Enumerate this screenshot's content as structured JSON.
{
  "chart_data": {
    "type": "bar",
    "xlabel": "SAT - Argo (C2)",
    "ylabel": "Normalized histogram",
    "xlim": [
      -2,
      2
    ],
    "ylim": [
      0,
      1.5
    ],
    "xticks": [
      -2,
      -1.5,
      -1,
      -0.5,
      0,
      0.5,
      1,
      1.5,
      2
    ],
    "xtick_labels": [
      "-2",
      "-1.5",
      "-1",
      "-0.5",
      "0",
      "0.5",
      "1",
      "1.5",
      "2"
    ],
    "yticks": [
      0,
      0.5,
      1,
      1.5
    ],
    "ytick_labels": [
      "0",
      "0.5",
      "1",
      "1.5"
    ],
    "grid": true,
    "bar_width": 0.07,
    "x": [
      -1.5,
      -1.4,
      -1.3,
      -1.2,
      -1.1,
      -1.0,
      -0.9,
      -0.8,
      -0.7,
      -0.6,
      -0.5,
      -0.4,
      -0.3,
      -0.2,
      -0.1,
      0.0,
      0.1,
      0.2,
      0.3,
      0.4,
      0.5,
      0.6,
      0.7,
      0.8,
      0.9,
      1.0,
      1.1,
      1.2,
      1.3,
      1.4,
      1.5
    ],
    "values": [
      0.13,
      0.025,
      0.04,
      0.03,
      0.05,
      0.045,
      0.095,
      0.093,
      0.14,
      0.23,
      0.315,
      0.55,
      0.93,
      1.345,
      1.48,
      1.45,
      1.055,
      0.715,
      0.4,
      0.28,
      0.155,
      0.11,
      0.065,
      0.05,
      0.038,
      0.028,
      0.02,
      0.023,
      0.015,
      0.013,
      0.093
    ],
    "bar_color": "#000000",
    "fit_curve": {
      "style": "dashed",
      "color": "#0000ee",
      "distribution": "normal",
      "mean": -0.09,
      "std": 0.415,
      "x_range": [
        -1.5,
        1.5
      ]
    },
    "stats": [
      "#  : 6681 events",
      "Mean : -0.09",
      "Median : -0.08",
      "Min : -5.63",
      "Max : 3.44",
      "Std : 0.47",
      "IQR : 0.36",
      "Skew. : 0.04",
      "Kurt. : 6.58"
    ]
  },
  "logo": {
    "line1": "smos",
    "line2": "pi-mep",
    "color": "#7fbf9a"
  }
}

---------------

▶ [Task details] The entries above must be returned exactly.

▶ [The completed task]
Enumerate this screenshot's content as structured JSON.
{
  "chart_data": {
    "type": "bar",
    "xlabel": "SAT - Argo (C2)",
    "ylabel": "Normalized histogram",
    "xlim": [
      -2,
      2
    ],
    "ylim": [
      0,
      1.5
    ],
    "xticks": [
      -2,
      -1.5,
      -1,
      -0.5,
      0,
      0.5,
      1,
      1.5,
      2
    ],
    "xtick_labels": [
      "-2",
      "-1.5",
      "-1",
      "-0.5",
      "0",
      "0.5",
      "1",
      "1.5",
      "2"
    ],
    "yticks": [
      0,
      0.5,
      1,
      1.5
    ],
    "ytick_labels": [
      "0",
      "0.5",
      "1",
      "1.5"
    ],
    "grid": true,
    "bar_width": 0.07,
    "x": [
      -1.5,
      -1.4,
      -1.3,
      -1.2,
      -1.1,
      -1.0,
      -0.9,
      -0.8,
      -0.7,
      -0.6,
      -0.5,
      -0.4,
      -0.3,
      -0.2,
      -0.1,
      0.0,
      0.1,
      0.2,
      0.3,
      0.4,
      0.5,
      0.6,
      0.7,
      0.8,
      0.9,
      1.0,
      1.1,
      1.2,
      1.3,
      1.4,
      1.5
    ],
    "values": [
      0.13,
      0.025,
      0.04,
      0.03,
      0.05,
      0.045,
      0.095,
      0.093,
      0.14,
      0.23,
      0.315,
      0.55,
      0.93,
      1.345,
      1.48,
      1.45,
      1.055,
      0.715,
      0.4,
      0.28,
      0.155,
      0.11,
      0.065,
      0.05,
      0.038,
      0.028,
      0.02,
      0.023,
      0.015,
      0.013,
      0.093
    ],
    "bar_color": "#000000",
    "fit_curve": {
      "style": "dashed",
      "color": "#0000ee",
      "distribution": "normal",
      "mean": -0.09,
      "std": 0.415,
      "x_range": [
        -1.5,
        1.5
      ]
    },
    "stats": [
      "#  : 6681 events",
      "Mean : -0.09",
      "Median : -0.08",
      "Min : -5.63",
      "Max : 3.44",
      "Std : 0.47",
      "IQR : 0.36",
      "Skew. : 0.04",
      "Kurt. : 6.58"
    ]
  },
  "logo": {
    "line1": "smos",
    "line2": "pi-mep",
    "color": "#7fbf9a"
  }
}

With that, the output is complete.